Select every line containing the word "小学信息技术" from the material, and copy those lines.

Collected data:
+++

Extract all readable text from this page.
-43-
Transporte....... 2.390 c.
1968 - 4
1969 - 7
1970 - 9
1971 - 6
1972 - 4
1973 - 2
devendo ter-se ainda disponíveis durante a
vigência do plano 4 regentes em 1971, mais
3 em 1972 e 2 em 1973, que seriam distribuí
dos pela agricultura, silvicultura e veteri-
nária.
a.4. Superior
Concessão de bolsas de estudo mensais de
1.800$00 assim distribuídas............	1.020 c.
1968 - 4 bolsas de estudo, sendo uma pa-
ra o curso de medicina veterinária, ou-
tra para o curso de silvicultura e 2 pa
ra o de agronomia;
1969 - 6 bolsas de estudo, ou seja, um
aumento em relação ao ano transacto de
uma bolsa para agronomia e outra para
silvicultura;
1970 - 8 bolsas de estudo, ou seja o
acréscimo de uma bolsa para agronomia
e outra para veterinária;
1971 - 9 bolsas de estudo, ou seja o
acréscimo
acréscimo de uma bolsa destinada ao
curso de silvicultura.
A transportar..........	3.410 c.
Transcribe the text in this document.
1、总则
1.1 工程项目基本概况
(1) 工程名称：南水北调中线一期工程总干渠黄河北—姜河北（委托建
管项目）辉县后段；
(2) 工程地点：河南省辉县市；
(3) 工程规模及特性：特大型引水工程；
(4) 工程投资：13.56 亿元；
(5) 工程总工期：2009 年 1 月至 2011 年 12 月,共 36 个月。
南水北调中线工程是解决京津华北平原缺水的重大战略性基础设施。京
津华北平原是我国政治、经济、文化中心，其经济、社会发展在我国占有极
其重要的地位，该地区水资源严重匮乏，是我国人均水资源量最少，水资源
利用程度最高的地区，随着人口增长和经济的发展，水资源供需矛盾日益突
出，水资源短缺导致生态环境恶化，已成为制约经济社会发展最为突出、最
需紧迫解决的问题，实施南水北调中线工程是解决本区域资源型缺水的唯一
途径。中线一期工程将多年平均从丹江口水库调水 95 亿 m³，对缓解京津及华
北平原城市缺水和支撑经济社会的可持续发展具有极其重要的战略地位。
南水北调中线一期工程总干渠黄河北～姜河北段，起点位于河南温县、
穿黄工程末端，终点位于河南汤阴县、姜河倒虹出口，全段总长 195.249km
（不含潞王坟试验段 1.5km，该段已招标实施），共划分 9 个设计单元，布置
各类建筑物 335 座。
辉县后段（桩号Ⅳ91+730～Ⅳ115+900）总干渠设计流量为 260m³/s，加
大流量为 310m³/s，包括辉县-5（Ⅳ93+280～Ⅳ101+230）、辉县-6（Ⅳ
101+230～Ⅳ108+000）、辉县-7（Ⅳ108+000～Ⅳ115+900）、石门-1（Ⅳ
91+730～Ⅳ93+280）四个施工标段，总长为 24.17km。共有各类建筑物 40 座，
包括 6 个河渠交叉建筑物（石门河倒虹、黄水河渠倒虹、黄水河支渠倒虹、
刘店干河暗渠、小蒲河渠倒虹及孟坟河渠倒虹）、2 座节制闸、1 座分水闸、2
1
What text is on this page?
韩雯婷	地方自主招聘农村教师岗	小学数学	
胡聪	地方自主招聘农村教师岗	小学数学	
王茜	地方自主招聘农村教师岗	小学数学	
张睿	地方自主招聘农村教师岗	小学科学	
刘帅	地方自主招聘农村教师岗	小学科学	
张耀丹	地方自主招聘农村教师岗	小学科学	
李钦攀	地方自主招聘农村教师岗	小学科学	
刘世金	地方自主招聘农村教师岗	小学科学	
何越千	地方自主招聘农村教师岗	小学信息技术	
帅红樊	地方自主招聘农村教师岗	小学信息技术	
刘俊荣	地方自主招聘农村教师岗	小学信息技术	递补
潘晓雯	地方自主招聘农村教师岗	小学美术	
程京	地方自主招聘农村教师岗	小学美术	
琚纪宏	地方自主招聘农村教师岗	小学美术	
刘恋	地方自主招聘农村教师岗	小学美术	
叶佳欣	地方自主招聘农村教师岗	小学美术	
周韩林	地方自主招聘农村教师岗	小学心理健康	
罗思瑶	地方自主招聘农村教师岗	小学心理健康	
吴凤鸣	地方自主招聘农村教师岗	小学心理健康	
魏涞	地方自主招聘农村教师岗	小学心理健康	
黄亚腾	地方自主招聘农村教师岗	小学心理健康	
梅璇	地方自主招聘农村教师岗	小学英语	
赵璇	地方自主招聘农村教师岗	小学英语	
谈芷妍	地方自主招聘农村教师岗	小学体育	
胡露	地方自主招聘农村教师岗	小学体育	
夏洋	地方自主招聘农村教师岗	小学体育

+++

§ **REPLY TO THE EXERCISE**:
何越千	地方自主招聘农村教师岗	小学信息技术	
帅红樊	地方自主招聘农村教师岗	小学信息技术	
刘俊荣	地方自主招聘农村教师岗	小学信息技术	递补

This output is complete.